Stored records
..............................

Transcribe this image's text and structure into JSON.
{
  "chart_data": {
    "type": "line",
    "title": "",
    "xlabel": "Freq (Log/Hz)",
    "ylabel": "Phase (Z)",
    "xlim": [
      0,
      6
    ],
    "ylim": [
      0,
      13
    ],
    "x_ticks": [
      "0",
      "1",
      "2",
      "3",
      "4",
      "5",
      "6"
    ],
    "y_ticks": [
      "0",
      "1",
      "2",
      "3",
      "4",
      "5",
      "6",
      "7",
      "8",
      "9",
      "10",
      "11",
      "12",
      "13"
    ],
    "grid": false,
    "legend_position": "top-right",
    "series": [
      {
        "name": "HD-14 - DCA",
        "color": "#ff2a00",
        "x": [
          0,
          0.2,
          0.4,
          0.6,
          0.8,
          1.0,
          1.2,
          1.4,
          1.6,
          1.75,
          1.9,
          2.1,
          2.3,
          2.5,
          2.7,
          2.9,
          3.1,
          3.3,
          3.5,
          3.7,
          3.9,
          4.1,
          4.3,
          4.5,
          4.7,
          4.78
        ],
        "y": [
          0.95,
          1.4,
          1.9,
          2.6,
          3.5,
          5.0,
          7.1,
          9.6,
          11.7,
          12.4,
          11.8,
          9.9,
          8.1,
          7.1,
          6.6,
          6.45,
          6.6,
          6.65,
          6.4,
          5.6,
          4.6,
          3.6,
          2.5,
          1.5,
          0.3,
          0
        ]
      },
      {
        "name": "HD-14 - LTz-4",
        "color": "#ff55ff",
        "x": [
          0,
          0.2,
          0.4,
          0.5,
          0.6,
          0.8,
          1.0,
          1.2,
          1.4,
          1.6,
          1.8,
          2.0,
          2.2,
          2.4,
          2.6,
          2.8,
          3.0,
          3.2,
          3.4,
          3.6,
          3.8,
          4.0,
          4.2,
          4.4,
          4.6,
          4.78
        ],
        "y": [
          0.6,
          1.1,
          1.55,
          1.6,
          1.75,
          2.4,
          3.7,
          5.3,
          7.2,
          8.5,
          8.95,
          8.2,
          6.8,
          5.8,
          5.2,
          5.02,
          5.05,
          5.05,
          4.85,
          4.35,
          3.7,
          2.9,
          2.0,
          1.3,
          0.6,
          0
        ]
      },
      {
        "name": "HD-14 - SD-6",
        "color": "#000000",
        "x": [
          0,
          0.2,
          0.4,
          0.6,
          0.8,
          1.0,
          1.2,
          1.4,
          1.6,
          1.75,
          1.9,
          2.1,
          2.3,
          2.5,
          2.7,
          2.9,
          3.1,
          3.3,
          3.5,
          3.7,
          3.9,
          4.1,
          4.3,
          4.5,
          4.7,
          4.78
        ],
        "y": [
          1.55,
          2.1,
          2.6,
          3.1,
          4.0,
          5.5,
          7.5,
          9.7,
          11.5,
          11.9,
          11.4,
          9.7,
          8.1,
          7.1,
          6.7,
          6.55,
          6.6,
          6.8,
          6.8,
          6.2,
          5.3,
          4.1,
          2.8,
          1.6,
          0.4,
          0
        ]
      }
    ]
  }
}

..............................

Aim:
Faithfully transcribe the whole of the data.

Answer to this problem:
Transcribe this image's text and structure into JSON.
{
  "chart_data": {
    "type": "line",
    "title": "",
    "xlabel": "Freq (Log/Hz)",
    "ylabel": "Phase (Z)",
    "xlim": [
      0,
      6
    ],
    "ylim": [
      0,
      13
    ],
    "x_ticks": [
      "0",
      "1",
      "2",
      "3",
      "4",
      "5",
      "6"
    ],
    "y_ticks": [
      "0",
      "1",
      "2",
      "3",
      "4",
      "5",
      "6",
      "7",
      "8",
      "9",
      "10",
      "11",
      "12",
      "13"
    ],
    "grid": false,
    "legend_position": "top-right",
    "series": [
      {
        "name": "HD-14 - DCA",
        "color": "#ff2a00",
        "x": [
          0,
          0.2,
          0.4,
          0.6,
          0.8,
          1.0,
          1.2,
          1.4,
          1.6,
          1.75,
          1.9,
          2.1,
          2.3,
          2.5,
          2.7,
          2.9,
          3.1,
          3.3,
          3.5,
          3.7,
          3.9,
          4.1,
          4.3,
          4.5,
          4.7,
          4.78
        ],
        "y": [
          0.95,
          1.4,
          1.9,
          2.6,
          3.5,
          5.0,
          7.1,
          9.6,
          11.7,
          12.4,
          11.8,
          9.9,
          8.1,
          7.1,
          6.6,
          6.45,
          6.6,
          6.65,
          6.4,
          5.6,
          4.6,
          3.6,
          2.5,
          1.5,
          0.3,
          0
        ]
      },
      {
        "name": "HD-14 - LTz-4",
        "color": "#ff55ff",
        "x": [
          0,
          0.2,
          0.4,
          0.5,
          0.6,
          0.8,
          1.0,
          1.2,
          1.4,
          1.6,
          1.8,
          2.0,
          2.2,
          2.4,
          2.6,
          2.8,
          3.0,
          3.2,
          3.4,
          3.6,
          3.8,
          4.0,
          4.2,
          4.4,
          4.6,
          4.78
        ],
        "y": [
          0.6,
          1.1,
          1.55,
          1.6,
          1.75,
          2.4,
          3.7,
          5.3,
          7.2,
          8.5,
          8.95,
          8.2,
          6.8,
          5.8,
          5.2,
          5.02,
          5.05,
          5.05,
          4.85,
          4.35,
          3.7,
          2.9,
          2.0,
          1.3,
          0.6,
          0
        ]
      },
      {
        "name": "HD-14 - SD-6",
        "color": "#000000",
        "x": [
          0,
          0.2,
          0.4,
          0.6,
          0.8,
          1.0,
          1.2,
          1.4,
          1.6,
          1.75,
          1.9,
          2.1,
          2.3,
          2.5,
          2.7,
          2.9,
          3.1,
          3.3,
          3.5,
          3.7,
          3.9,
          4.1,
          4.3,
          4.5,
          4.7,
          4.78
        ],
        "y": [
          1.55,
          2.1,
          2.6,
          3.1,
          4.0,
          5.5,
          7.5,
          9.7,
          11.5,
          11.9,
          11.4,
          9.7,
          8.1,
          7.1,
          6.7,
          6.55,
          6.6,
          6.8,
          6.8,
          6.2,
          5.3,
          4.1,
          2.8,
          1.6,
          0.4,
          0
        ]
      }
    ]
  }
}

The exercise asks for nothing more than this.